▸ GOAL OF THE EXERCISE: Go through the entries below and retype them exactly, omitting each picture.

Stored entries
===============

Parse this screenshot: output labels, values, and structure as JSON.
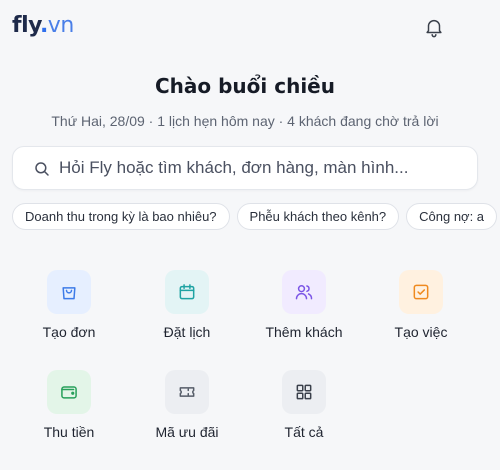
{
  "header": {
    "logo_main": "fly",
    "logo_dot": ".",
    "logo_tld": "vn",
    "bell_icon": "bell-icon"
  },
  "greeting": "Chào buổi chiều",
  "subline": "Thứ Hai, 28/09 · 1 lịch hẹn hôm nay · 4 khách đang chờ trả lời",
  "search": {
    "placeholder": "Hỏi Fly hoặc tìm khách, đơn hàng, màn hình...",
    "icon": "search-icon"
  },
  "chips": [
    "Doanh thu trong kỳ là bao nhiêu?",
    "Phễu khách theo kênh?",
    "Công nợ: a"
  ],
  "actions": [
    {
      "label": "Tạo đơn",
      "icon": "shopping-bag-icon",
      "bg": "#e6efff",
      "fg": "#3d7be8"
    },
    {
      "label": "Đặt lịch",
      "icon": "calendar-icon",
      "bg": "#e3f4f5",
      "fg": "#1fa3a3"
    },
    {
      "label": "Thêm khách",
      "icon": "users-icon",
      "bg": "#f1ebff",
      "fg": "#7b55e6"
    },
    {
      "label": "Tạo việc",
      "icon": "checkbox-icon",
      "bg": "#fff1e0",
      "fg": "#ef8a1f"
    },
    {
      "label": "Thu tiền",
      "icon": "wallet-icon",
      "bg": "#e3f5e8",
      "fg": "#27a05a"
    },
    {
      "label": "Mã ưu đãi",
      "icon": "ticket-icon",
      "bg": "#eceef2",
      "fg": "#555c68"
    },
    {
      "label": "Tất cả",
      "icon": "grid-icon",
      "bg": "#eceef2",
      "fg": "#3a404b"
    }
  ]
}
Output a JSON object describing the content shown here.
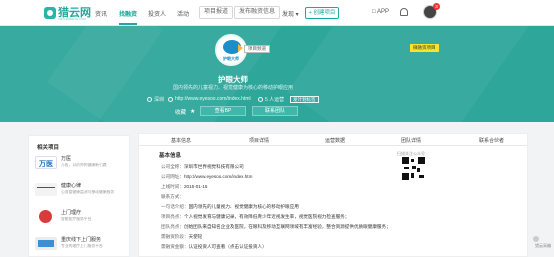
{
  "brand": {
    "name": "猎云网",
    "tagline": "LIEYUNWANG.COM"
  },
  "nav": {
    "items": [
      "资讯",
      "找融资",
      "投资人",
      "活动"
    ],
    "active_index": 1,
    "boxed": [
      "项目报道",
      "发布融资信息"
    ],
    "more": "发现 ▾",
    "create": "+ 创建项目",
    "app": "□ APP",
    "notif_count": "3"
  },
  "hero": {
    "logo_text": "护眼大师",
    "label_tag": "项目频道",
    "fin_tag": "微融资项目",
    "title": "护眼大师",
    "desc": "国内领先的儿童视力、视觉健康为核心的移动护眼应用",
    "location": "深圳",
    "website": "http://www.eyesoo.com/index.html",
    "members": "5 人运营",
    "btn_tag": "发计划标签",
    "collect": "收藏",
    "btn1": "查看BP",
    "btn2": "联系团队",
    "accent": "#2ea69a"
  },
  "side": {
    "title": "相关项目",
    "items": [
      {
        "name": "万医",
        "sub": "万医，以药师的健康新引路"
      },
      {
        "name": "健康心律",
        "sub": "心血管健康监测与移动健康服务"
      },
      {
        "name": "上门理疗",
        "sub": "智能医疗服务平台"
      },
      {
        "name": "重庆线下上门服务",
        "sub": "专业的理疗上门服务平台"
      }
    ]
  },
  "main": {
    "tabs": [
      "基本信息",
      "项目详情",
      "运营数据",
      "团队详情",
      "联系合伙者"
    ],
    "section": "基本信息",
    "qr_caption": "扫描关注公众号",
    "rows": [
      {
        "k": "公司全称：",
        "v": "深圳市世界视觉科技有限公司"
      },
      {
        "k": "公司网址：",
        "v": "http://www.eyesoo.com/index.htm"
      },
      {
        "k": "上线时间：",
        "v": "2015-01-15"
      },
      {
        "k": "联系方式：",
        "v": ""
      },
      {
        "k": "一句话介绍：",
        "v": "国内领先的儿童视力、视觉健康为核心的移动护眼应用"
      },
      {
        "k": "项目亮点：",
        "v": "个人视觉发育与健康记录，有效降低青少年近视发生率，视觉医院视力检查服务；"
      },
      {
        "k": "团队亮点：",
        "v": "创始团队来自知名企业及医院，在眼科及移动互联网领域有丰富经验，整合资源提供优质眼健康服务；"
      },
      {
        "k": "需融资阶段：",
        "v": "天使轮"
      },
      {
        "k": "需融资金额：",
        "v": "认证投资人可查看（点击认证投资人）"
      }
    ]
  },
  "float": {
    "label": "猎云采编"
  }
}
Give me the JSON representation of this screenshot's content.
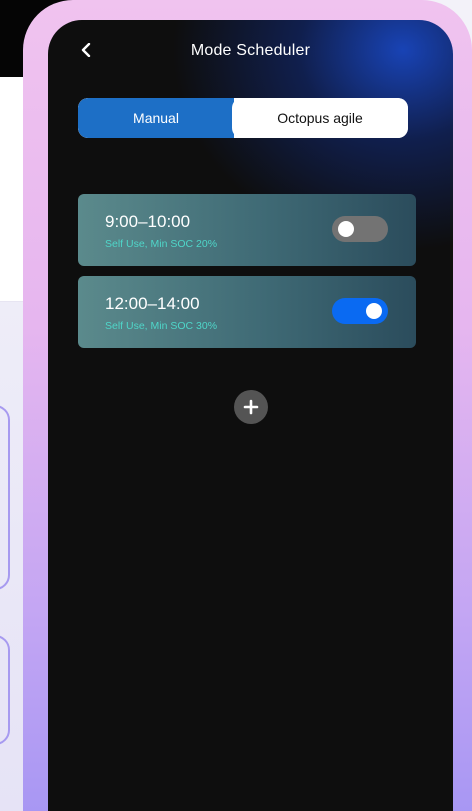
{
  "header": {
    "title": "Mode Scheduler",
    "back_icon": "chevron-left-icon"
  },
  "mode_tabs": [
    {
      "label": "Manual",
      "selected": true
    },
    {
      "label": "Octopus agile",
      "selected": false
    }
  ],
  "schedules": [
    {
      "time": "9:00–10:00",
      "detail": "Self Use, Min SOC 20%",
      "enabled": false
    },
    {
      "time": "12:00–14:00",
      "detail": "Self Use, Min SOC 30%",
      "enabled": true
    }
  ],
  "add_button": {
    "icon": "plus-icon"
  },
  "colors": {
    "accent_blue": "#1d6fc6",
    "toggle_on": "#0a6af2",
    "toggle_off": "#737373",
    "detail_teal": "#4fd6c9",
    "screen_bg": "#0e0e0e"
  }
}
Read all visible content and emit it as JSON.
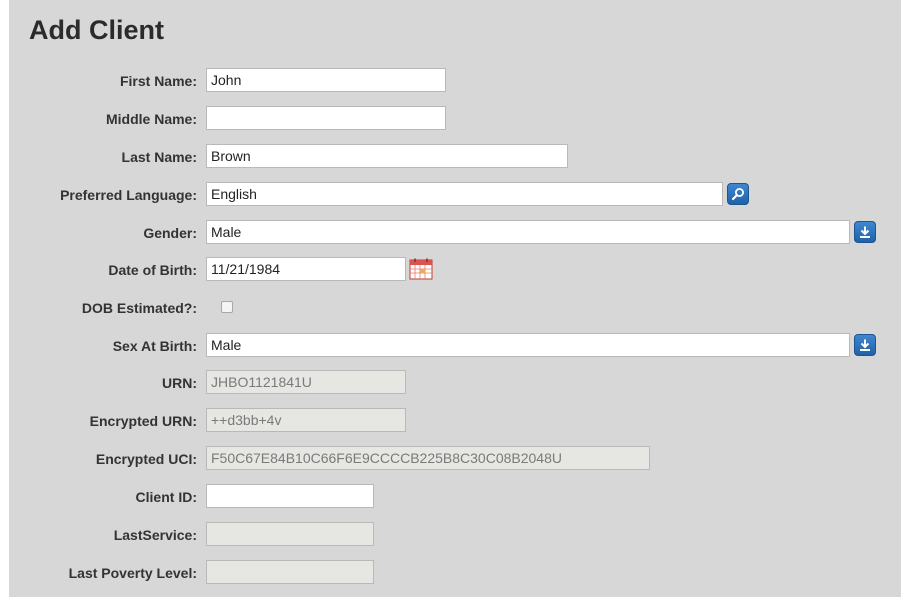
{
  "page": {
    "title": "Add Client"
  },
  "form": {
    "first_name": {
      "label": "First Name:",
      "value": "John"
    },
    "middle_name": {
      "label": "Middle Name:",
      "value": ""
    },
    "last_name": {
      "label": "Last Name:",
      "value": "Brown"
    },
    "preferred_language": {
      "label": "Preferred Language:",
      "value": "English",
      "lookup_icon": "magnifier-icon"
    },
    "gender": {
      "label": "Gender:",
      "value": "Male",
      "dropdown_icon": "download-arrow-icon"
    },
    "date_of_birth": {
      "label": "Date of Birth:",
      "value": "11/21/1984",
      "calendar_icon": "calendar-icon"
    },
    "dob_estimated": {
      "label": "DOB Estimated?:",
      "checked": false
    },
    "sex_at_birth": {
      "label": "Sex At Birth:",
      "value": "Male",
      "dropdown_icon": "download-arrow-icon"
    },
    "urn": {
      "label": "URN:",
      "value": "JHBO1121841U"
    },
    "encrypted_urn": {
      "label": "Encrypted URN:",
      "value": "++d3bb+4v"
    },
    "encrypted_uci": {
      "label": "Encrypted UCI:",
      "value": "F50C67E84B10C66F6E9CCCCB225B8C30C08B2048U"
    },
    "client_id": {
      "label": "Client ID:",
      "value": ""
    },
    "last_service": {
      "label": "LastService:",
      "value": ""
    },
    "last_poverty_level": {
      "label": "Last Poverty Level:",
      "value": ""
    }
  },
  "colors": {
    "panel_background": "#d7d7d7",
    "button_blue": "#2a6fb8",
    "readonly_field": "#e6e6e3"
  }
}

===============

▸ ANSWER FOR THE TASK:
Parse this screenshot: output labels, values, and structure as JSON.
{
  "header": {
    "logo_main": "fly",
    "logo_dot": ".",
    "logo_tld": "vn",
    "bell_icon": "bell-icon"
  },
  "greeting": "Chào buổi chiều",
  "subline": "Thứ Hai, 28/09 · 1 lịch hẹn hôm nay · 4 khách đang chờ trả lời",
  "search": {
    "placeholder": "Hỏi Fly hoặc tìm khách, đơn hàng, màn hình...",
    "icon": "search-icon"
  },
  "chips": [
    "Doanh thu trong kỳ là bao nhiêu?",
    "Phễu khách theo kênh?",
    "Công nợ: a"
  ],
  "actions": [
    {
      "label": "Tạo đơn",
      "icon": "shopping-bag-icon",
      "bg": "#e6efff",
      "fg": "#3d7be8"
    },
    {
      "label": "Đặt lịch",
      "icon": "calendar-icon",
      "bg": "#e3f4f5",
      "fg": "#1fa3a3"
    },
    {
      "label": "Thêm khách",
      "icon": "users-icon",
      "bg": "#f1ebff",
      "fg": "#7b55e6"
    },
    {
      "label": "Tạo việc",
      "icon": "checkbox-icon",
      "bg": "#fff1e0",
      "fg": "#ef8a1f"
    },
    {
      "label": "Thu tiền",
      "icon": "wallet-icon",
      "bg": "#e3f5e8",
      "fg": "#27a05a"
    },
    {
      "label": "Mã ưu đãi",
      "icon": "ticket-icon",
      "bg": "#eceef2",
      "fg": "#555c68"
    },
    {
      "label": "Tất cả",
      "icon": "grid-icon",
      "bg": "#eceef2",
      "fg": "#3a404b"
    }
  ]
}
Output a JSON object describing the content shown here.
{
  "brand": {
    "name": "猎云网",
    "tagline": "LIEYUNWANG.COM"
  },
  "nav": {
    "items": [
      "资讯",
      "找融资",
      "投资人",
      "活动"
    ],
    "active_index": 1,
    "boxed": [
      "项目报道",
      "发布融资信息"
    ],
    "more": "发现 ▾",
    "create": "+ 创建项目",
    "app": "□ APP",
    "notif_count": "3"
  },
  "hero": {
    "logo_text": "护眼大师",
    "label_tag": "项目频道",
    "fin_tag": "微融资项目",
    "title": "护眼大师",
    "desc": "国内领先的儿童视力、视觉健康为核心的移动护眼应用",
    "location": "深圳",
    "website": "http://www.eyesoo.com/index.html",
    "members": "5 人运营",
    "btn_tag": "发计划标签",
    "collect": "收藏",
    "btn1": "查看BP",
    "btn2": "联系团队",
    "accent": "#2ea69a"
  },
  "side": {
    "title": "相关项目",
    "items": [
      {
        "name": "万医",
        "sub": "万医，以药师的健康新引路"
      },
      {
        "name": "健康心律",
        "sub": "心血管健康监测与移动健康服务"
      },
      {
        "name": "上门理疗",
        "sub": "智能医疗服务平台"
      },
      {
        "name": "重庆线下上门服务",
        "sub": "专业的理疗上门服务平台"
      }
    ]
  },
  "main": {
    "tabs": [
      "基本信息",
      "项目详情",
      "运营数据",
      "团队详情",
      "联系合伙者"
    ],
    "section": "基本信息",
    "qr_caption": "扫描关注公众号",
    "rows": [
      {
        "k": "公司全称：",
        "v": "深圳市世界视觉科技有限公司"
      },
      {
        "k": "公司网址：",
        "v": "http://www.eyesoo.com/index.htm"
      },
      {
        "k": "上线时间：",
        "v": "2015-01-15"
      },
      {
        "k": "联系方式：",
        "v": ""
      },
      {
        "k": "一句话介绍：",
        "v": "国内领先的儿童视力、视觉健康为核心的移动护眼应用"
      },
      {
        "k": "项目亮点：",
        "v": "个人视觉发育与健康记录，有效降低青少年近视发生率，视觉医院视力检查服务；"
      },
      {
        "k": "团队亮点：",
        "v": "创始团队来自知名企业及医院，在眼科及移动互联网领域有丰富经验，整合资源提供优质眼健康服务；"
      },
      {
        "k": "需融资阶段：",
        "v": "天使轮"
      },
      {
        "k": "需融资金额：",
        "v": "认证投资人可查看（点击认证投资人）"
      }
    ]
  },
  "float": {
    "label": "猎云采编"
  }
}
Give me the JSON representation of this screenshot's content.
{
  "header": {
    "title": "Mode Scheduler",
    "back_icon": "chevron-left-icon"
  },
  "mode_tabs": [
    {
      "label": "Manual",
      "selected": true
    },
    {
      "label": "Octopus agile",
      "selected": false
    }
  ],
  "schedules": [
    {
      "time": "9:00–10:00",
      "detail": "Self Use, Min SOC 20%",
      "enabled": false
    },
    {
      "time": "12:00–14:00",
      "detail": "Self Use, Min SOC 30%",
      "enabled": true
    }
  ],
  "add_button": {
    "icon": "plus-icon"
  },
  "colors": {
    "accent_blue": "#1d6fc6",
    "toggle_on": "#0a6af2",
    "toggle_off": "#737373",
    "detail_teal": "#4fd6c9",
    "screen_bg": "#0e0e0e"
  }
}
Read all visible content and emit it as JSON.
{
  "page": {
    "title": "Add Client"
  },
  "form": {
    "first_name": {
      "label": "First Name:",
      "value": "John"
    },
    "middle_name": {
      "label": "Middle Name:",
      "value": ""
    },
    "last_name": {
      "label": "Last Name:",
      "value": "Brown"
    },
    "preferred_language": {
      "label": "Preferred Language:",
      "value": "English",
      "lookup_icon": "magnifier-icon"
    },
    "gender": {
      "label": "Gender:",
      "value": "Male",
      "dropdown_icon": "download-arrow-icon"
    },
    "date_of_birth": {
      "label": "Date of Birth:",
      "value": "11/21/1984",
      "calendar_icon": "calendar-icon"
    },
    "dob_estimated": {
      "label": "DOB Estimated?:",
      "checked": false
    },
    "sex_at_birth": {
      "label": "Sex At Birth:",
      "value": "Male",
      "dropdown_icon": "download-arrow-icon"
    },
    "urn": {
      "label": "URN:",
      "value": "JHBO1121841U"
    },
    "encrypted_urn": {
      "label": "Encrypted URN:",
      "value": "++d3bb+4v"
    },
    "encrypted_uci": {
      "label": "Encrypted UCI:",
      "value": "F50C67E84B10C66F6E9CCCCB225B8C30C08B2048U"
    },
    "client_id": {
      "label": "Client ID:",
      "value": ""
    },
    "last_service": {
      "label": "LastService:",
      "value": ""
    },
    "last_poverty_level": {
      "label": "Last Poverty Level:",
      "value": ""
    }
  },
  "colors": {
    "panel_background": "#d7d7d7",
    "button_blue": "#2a6fb8",
    "readonly_field": "#e6e6e3"
  }
}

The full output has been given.